Stored records
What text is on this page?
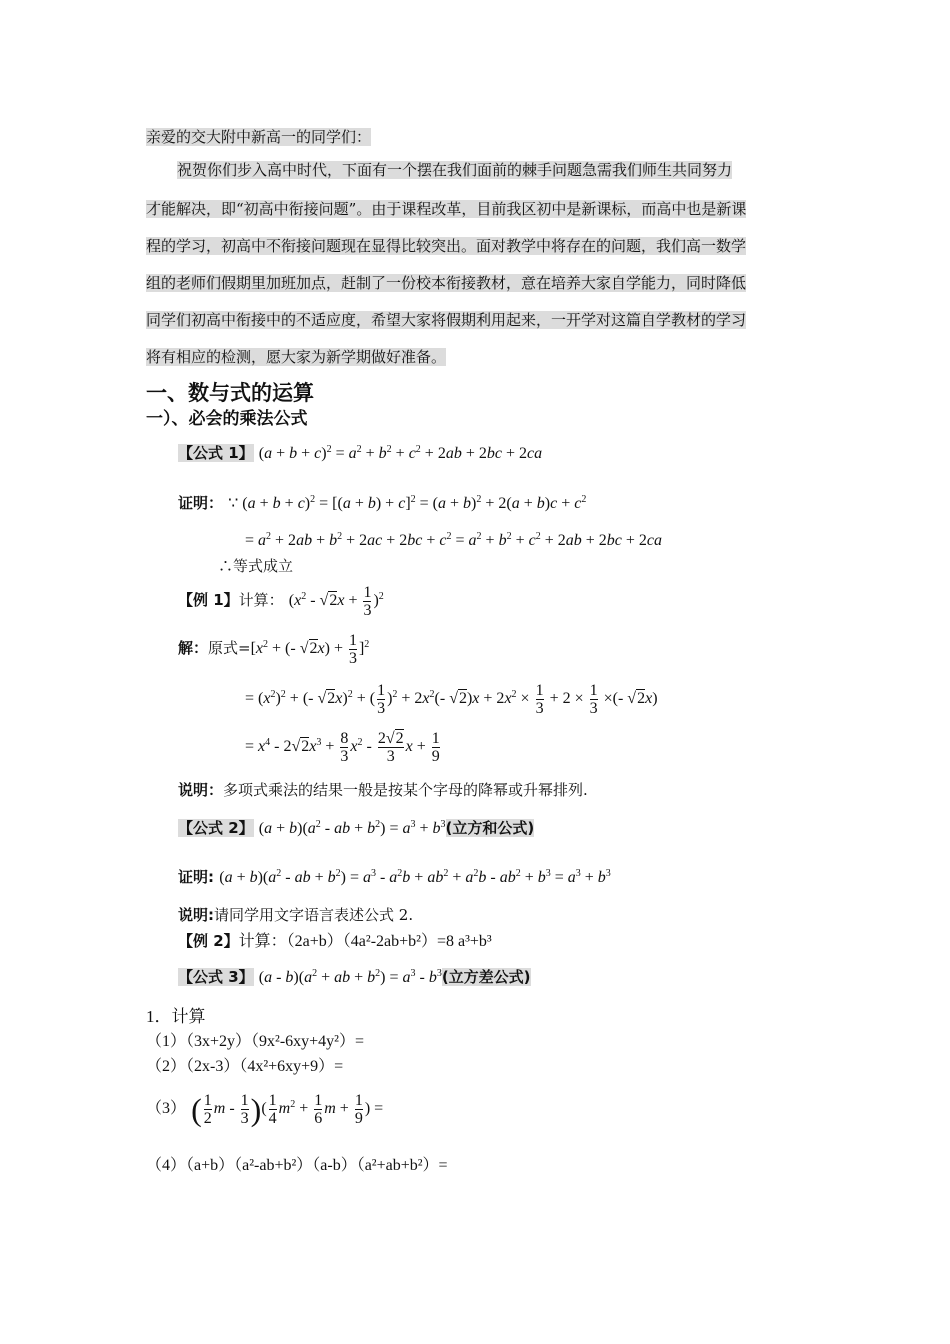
亲爱的交大附中新高一的同学们：
祝贺你们步入高中时代，下面有一个摆在我们面前的棘手问题急需我们师生共同努力
才能解决，即“初高中衔接问题”。由于课程改革，目前我区初中是新课标，而高中也是新课
程的学习，初高中不衔接问题现在显得比较突出。面对教学中将存在的问题，我们高一数学
组的老师们假期里加班加点，赶制了一份校本衔接教材，意在培养大家自学能力，同时降低
同学们初高中衔接中的不适应度，希望大家将假期利用起来，一开学对这篇自学教材的学习
将有相应的检测，愿大家为新学期做好准备。
一、数与式的运算
一）、必会的乘法公式
【公式 1】 $(a + b + c)^2 = a^2 + b^2 + c^2 + 2ab + 2bc + 2ca$
证明： ∵ $(a + b + c)^2 = [(a + b) + c]^2 = (a + b)^2 + 2(a + b)c + c^2$
= $a^2 + 2ab + b^2 + 2ac + 2bc + c^2 = a^2 + b^2 + c^2 + 2ab + 2bc + 2ca$
∴等式成立
【例 1】计算： $(x^2 - √2x + \frac{1}{3} )^2$
解：原式$=[x^2$ + (- $√2x) + \frac{1}{3} ]^2$
= $(x^2)^2$ + (- √2x)$^2$ + ( $\frac{1}{3} )^2 + 2x^2(-$ $√2)x + 2x^2 \times \frac{1}{3} + 2 \times \frac{1}{3}$ ×(- √2x)
= $x^4 - 2√2x^3 + \frac{8}{3} x^2 - \frac{2√2}{3}$ $x + \frac{1}{9}$
说明：多项式乘法的结果一般是按某个字母的降幂或升幂排列.
【公式 2】 $(a + b)(a^2$ - ab + $b^2) = a^3 + b^3$(立方和公式)
证明: $(a + b)(a^2$ - ab + $b^2) = a^3 - a^2b + ab^2 + a^2b - ab^2 + b^3 = a^3 + b^3$
说明:请同学用文字语言表述公式 2.
【例 2】计算：（2a+b）（4a²-2ab+b²）=8 a³+b³
【公式 3】 $(a - b)(a^2$ + ab + $b^2) = a^3 - b^3$(立方差公式)
1．计算
（1）（3x+2y）（9x²-6xy+4y²）=
（2）（2x-3）（4x²+6xy+9）=
（3） ( $\frac{1}{2}$ m - $\frac{1}{3}$ )( $\frac{1}{4} m^2 + \frac{1}{6}$ $m + \frac{1}{9}$ ) =
（4）（a+b）（a²-ab+b²）（a-b）（a²+ab+b²）=
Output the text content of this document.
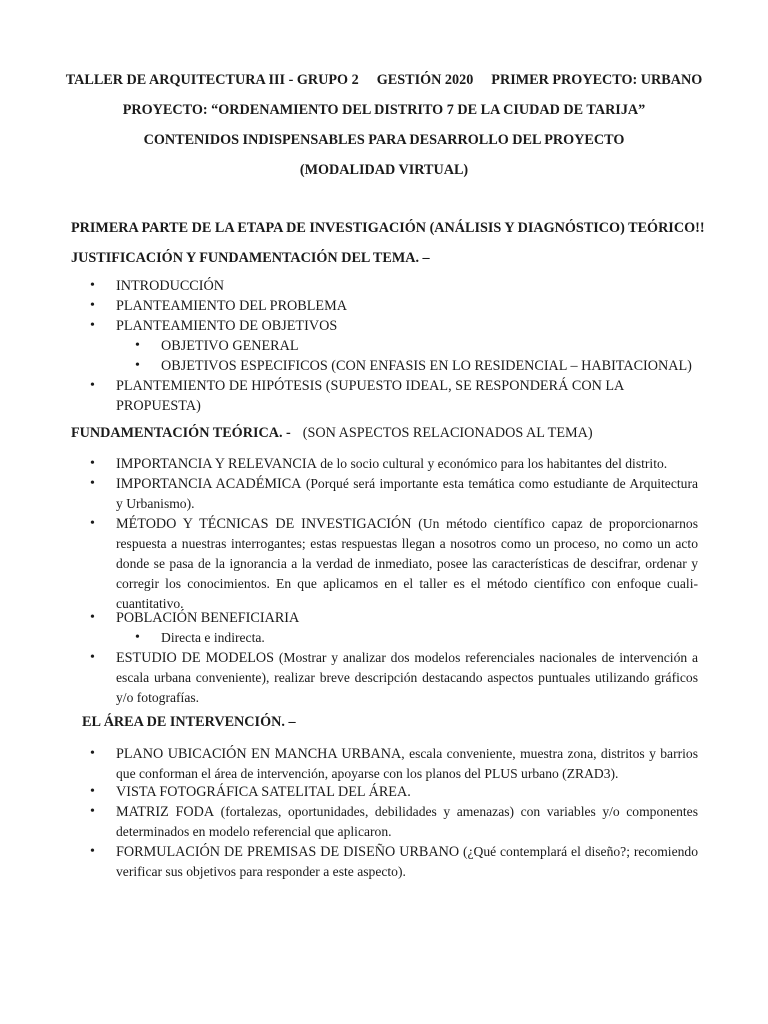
TALLER DE ARQUITECTURA III - GRUPO 2 GESTIÓN 2020 PRIMER PROYECTO: URBANO
PROYECTO: “ORDENAMIENTO DEL DISTRITO 7 DE LA CIUDAD DE TARIJA”
CONTENIDOS INDISPENSABLES PARA DESARROLLO DEL PROYECTO
(MODALIDAD VIRTUAL)
PRIMERA PARTE DE LA ETAPA DE INVESTIGACIÓN (ANÁLISIS Y DIAGNÓSTICO) TEÓRICO!!
JUSTIFICACIÓN Y FUNDAMENTACIÓN DEL TEMA. –
• INTRODUCCIÓN
• PLANTEAMIENTO DEL PROBLEMA
• PLANTEAMIENTO DE OBJETIVOS
• OBJETIVO GENERAL
• OBJETIVOS ESPECIFICOS (CON ENFASIS EN LO RESIDENCIAL – HABITACIONAL)
• PLANTEMIENTO DE HIPÓTESIS (SUPUESTO IDEAL, SE RESPONDERÁ CON LA PROPUESTA)
FUNDAMENTACIÓN TEÓRICA. - (SON ASPECTOS RELACIONADOS AL TEMA)
• IMPORTANCIA Y RELEVANCIA de lo socio cultural y económico para los habitantes del distrito.
• IMPORTANCIA ACADÉMICA (Porqué será importante esta temática como estudiante de Arquitectura y Urbanismo).
• MÉTODO Y TÉCNICAS DE INVESTIGACIÓN (Un método científico capaz de proporcionarnos respuesta a nuestras interrogantes; estas respuestas llegan a nosotros como un proceso, no como un acto donde se pasa de la ignorancia a la verdad de inmediato, posee las características de descifrar, ordenar y corregir los conocimientos. En que aplicamos en el taller es el método científico con enfoque cuali-cuantitativo.
• POBLACIÓN BENEFICIARIA
• Directa e indirecta.
• ESTUDIO DE MODELOS (Mostrar y analizar dos modelos referenciales nacionales de intervención a escala urbana conveniente), realizar breve descripción destacando aspectos puntuales utilizando gráficos y/o fotografías.
EL ÁREA DE INTERVENCIÓN. –
• PLANO UBICACIÓN EN MANCHA URBANA, escala conveniente, muestra zona, distritos y barrios que conforman el área de intervención, apoyarse con los planos del PLUS urbano (ZRAD3).
• VISTA FOTOGRÁFICA SATELITAL DEL ÁREA.
• MATRIZ FODA (fortalezas, oportunidades, debilidades y amenazas) con variables y/o componentes determinados en modelo referencial que aplicaron.
• FORMULACIÓN DE PREMISAS DE DISEÑO URBANO (¿Qué contemplará el diseño?; recomiendo verificar sus objetivos para responder a este aspecto).
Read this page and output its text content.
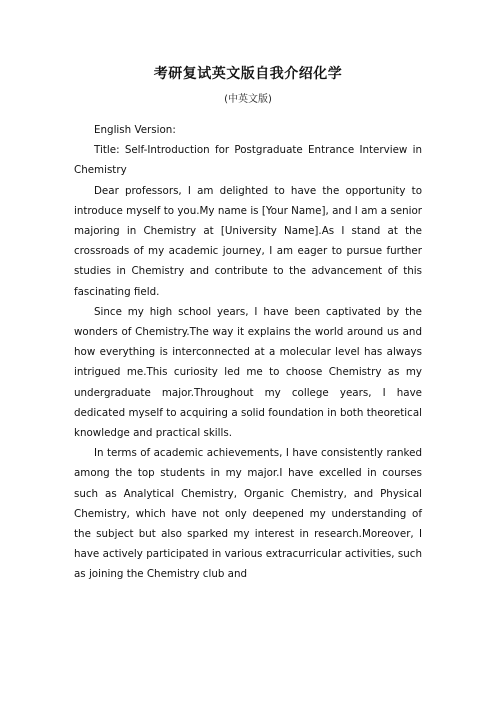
考研复试英文版自我介绍化学
(中英文版)

English Version:

Title: Self-Introduction for Postgraduate Entrance Interview in Chemistry

Dear professors, I am delighted to have the opportunity to introduce myself to you.My name is [Your Name], and I am a senior majoring in Chemistry at [University Name].As I stand at the crossroads of my academic journey, I am eager to pursue further studies in Chemistry and contribute to the advancement of this fascinating field.

Since my high school years, I have been captivated by the wonders of Chemistry.The way it explains the world around us and how everything is interconnected at a molecular level has always intrigued me.This curiosity led me to choose Chemistry as my undergraduate major.Throughout my college years, I have dedicated myself to acquiring a solid foundation in both theoretical knowledge and practical skills.

In terms of academic achievements, I have consistently ranked among the top students in my major.I have excelled in courses such as Analytical Chemistry, Organic Chemistry, and Physical Chemistry, which have not only deepened my understanding of the subject but also sparked my interest in research.Moreover, I have actively participated in various extracurricular activities, such as joining the Chemistry club and
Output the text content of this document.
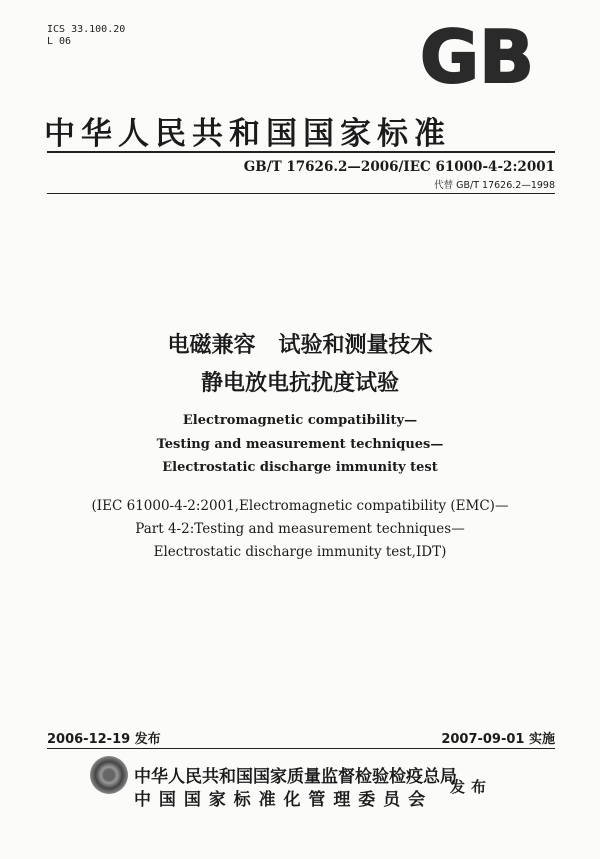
ICS 33.100.20
L 06	GB
中华人民共和国国家标准
GB/T 17626.2—2006/IEC 61000-4-2:2001
代替 GB/T 17626.2—1998
电磁兼容   试验和测量技术
静电放电抗扰度试验
Electromagnetic compatibility—
Testing and measurement techniques—
Electrostatic discharge immunity test
(IEC 61000-4-2:2001,Electromagnetic compatibility (EMC)—
Part 4-2:Testing and measurement techniques—
Electrostatic discharge immunity test,IDT)
2006-12-19 发布	2007-09-01 实施
中华人民共和国国家质量监督检验检疫总局
中 国 国 家 标 准 化 管 理 委 员 会
发布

- Instructions for the task -
Reproduce every entry exactly, but omit each picture.

- Solution -
What text is on this page?
亲爱的交大附中新高一的同学们：
祝贺你们步入高中时代，下面有一个摆在我们面前的棘手问题急需我们师生共同努力
才能解决，即“初高中衔接问题”。由于课程改革，目前我区初中是新课标，而高中也是新课
程的学习，初高中不衔接问题现在显得比较突出。面对教学中将存在的问题，我们高一数学
组的老师们假期里加班加点，赶制了一份校本衔接教材，意在培养大家自学能力，同时降低
同学们初高中衔接中的不适应度，希望大家将假期利用起来，一开学对这篇自学教材的学习
将有相应的检测，愿大家为新学期做好准备。
一、数与式的运算
一）、必会的乘法公式
【公式 1】 $(a + b + c)^2 = a^2 + b^2 + c^2 + 2ab + 2bc + 2ca$
证明： ∵ $(a + b + c)^2 = [(a + b) + c]^2 = (a + b)^2 + 2(a + b)c + c^2$
= $a^2 + 2ab + b^2 + 2ac + 2bc + c^2 = a^2 + b^2 + c^2 + 2ab + 2bc + 2ca$
∴等式成立
【例 1】计算： $(x^2 - √2x + \frac{1}{3} )^2$
解：原式$=[x^2$ + (- $√2x) + \frac{1}{3} ]^2$
= $(x^2)^2$ + (- √2x)$^2$ + ( $\frac{1}{3} )^2 + 2x^2(-$ $√2)x + 2x^2 \times \frac{1}{3} + 2 \times \frac{1}{3}$ ×(- √2x)
= $x^4 - 2√2x^3 + \frac{8}{3} x^2 - \frac{2√2}{3}$ $x + \frac{1}{9}$
说明：多项式乘法的结果一般是按某个字母的降幂或升幂排列.
【公式 2】 $(a + b)(a^2$ - ab + $b^2) = a^3 + b^3$(立方和公式)
证明: $(a + b)(a^2$ - ab + $b^2) = a^3 - a^2b + ab^2 + a^2b - ab^2 + b^3 = a^3 + b^3$
说明:请同学用文字语言表述公式 2.
【例 2】计算：（2a+b）（4a²-2ab+b²）=8 a³+b³
【公式 3】 $(a - b)(a^2$ + ab + $b^2) = a^3 - b^3$(立方差公式)
1．计算
（1）（3x+2y）（9x²-6xy+4y²）=
（2）（2x-3）（4x²+6xy+9）=
（3） ( $\frac{1}{2}$ m - $\frac{1}{3}$ )( $\frac{1}{4} m^2 + \frac{1}{6}$ $m + \frac{1}{9}$ ) =
（4）（a+b）（a²-ab+b²）（a-b）（a²+ab+b²）=
Output the text content of this document.
TALLER DE ARQUITECTURA III - GRUPO 2 GESTIÓN 2020 PRIMER PROYECTO: URBANO
PROYECTO: “ORDENAMIENTO DEL DISTRITO 7 DE LA CIUDAD DE TARIJA”
CONTENIDOS INDISPENSABLES PARA DESARROLLO DEL PROYECTO
(MODALIDAD VIRTUAL)
PRIMERA PARTE DE LA ETAPA DE INVESTIGACIÓN (ANÁLISIS Y DIAGNÓSTICO) TEÓRICO!!
JUSTIFICACIÓN Y FUNDAMENTACIÓN DEL TEMA. –
• INTRODUCCIÓN
• PLANTEAMIENTO DEL PROBLEMA
• PLANTEAMIENTO DE OBJETIVOS
• OBJETIVO GENERAL
• OBJETIVOS ESPECIFICOS (CON ENFASIS EN LO RESIDENCIAL – HABITACIONAL)
• PLANTEMIENTO DE HIPÓTESIS (SUPUESTO IDEAL, SE RESPONDERÁ CON LA PROPUESTA)
FUNDAMENTACIÓN TEÓRICA. - (SON ASPECTOS RELACIONADOS AL TEMA)
• IMPORTANCIA Y RELEVANCIA de lo socio cultural y económico para los habitantes del distrito.
• IMPORTANCIA ACADÉMICA (Porqué será importante esta temática como estudiante de Arquitectura y Urbanismo).
• MÉTODO Y TÉCNICAS DE INVESTIGACIÓN (Un método científico capaz de proporcionarnos respuesta a nuestras interrogantes; estas respuestas llegan a nosotros como un proceso, no como un acto donde se pasa de la ignorancia a la verdad de inmediato, posee las características de descifrar, ordenar y corregir los conocimientos. En que aplicamos en el taller es el método científico con enfoque cuali-cuantitativo.
• POBLACIÓN BENEFICIARIA
• Directa e indirecta.
• ESTUDIO DE MODELOS (Mostrar y analizar dos modelos referenciales nacionales de intervención a escala urbana conveniente), realizar breve descripción destacando aspectos puntuales utilizando gráficos y/o fotografías.
EL ÁREA DE INTERVENCIÓN. –
• PLANO UBICACIÓN EN MANCHA URBANA, escala conveniente, muestra zona, distritos y barrios que conforman el área de intervención, apoyarse con los planos del PLUS urbano (ZRAD3).
• VISTA FOTOGRÁFICA SATELITAL DEL ÁREA.
• MATRIZ FODA (fortalezas, oportunidades, debilidades y amenazas) con variables y/o componentes determinados en modelo referencial que aplicaron.
• FORMULACIÓN DE PREMISAS DE DISEÑO URBANO (¿Qué contemplará el diseño?; recomiendo verificar sus objetivos para responder a este aspecto).
Read this page and output its text content.
考研复试英文版自我介绍化学
(中英文版)

English Version:

Title: Self-Introduction for Postgraduate Entrance Interview in Chemistry

Dear professors, I am delighted to have the opportunity to introduce myself to you.My name is [Your Name], and I am a senior majoring in Chemistry at [University Name].As I stand at the crossroads of my academic journey, I am eager to pursue further studies in Chemistry and contribute to the advancement of this fascinating field.

Since my high school years, I have been captivated by the wonders of Chemistry.The way it explains the world around us and how everything is interconnected at a molecular level has always intrigued me.This curiosity led me to choose Chemistry as my undergraduate major.Throughout my college years, I have dedicated myself to acquiring a solid foundation in both theoretical knowledge and practical skills.

In terms of academic achievements, I have consistently ranked among the top students in my major.I have excelled in courses such as Analytical Chemistry, Organic Chemistry, and Physical Chemistry, which have not only deepened my understanding of the subject but also sparked my interest in research.Moreover, I have actively participated in various extracurricular activities, such as joining the Chemistry club and
Output the text content of this document.
ICS 33.100.20
L 06	GB
中华人民共和国国家标准
GB/T 17626.2—2006/IEC 61000-4-2:2001
代替 GB/T 17626.2—1998
电磁兼容   试验和测量技术
静电放电抗扰度试验
Electromagnetic compatibility—
Testing and measurement techniques—
Electrostatic discharge immunity test
(IEC 61000-4-2:2001,Electromagnetic compatibility (EMC)—
Part 4-2:Testing and measurement techniques—
Electrostatic discharge immunity test,IDT)
2006-12-19 发布	2007-09-01 实施
中华人民共和国国家质量监督检验检疫总局
中 国 国 家 标 准 化 管 理 委 员 会
发布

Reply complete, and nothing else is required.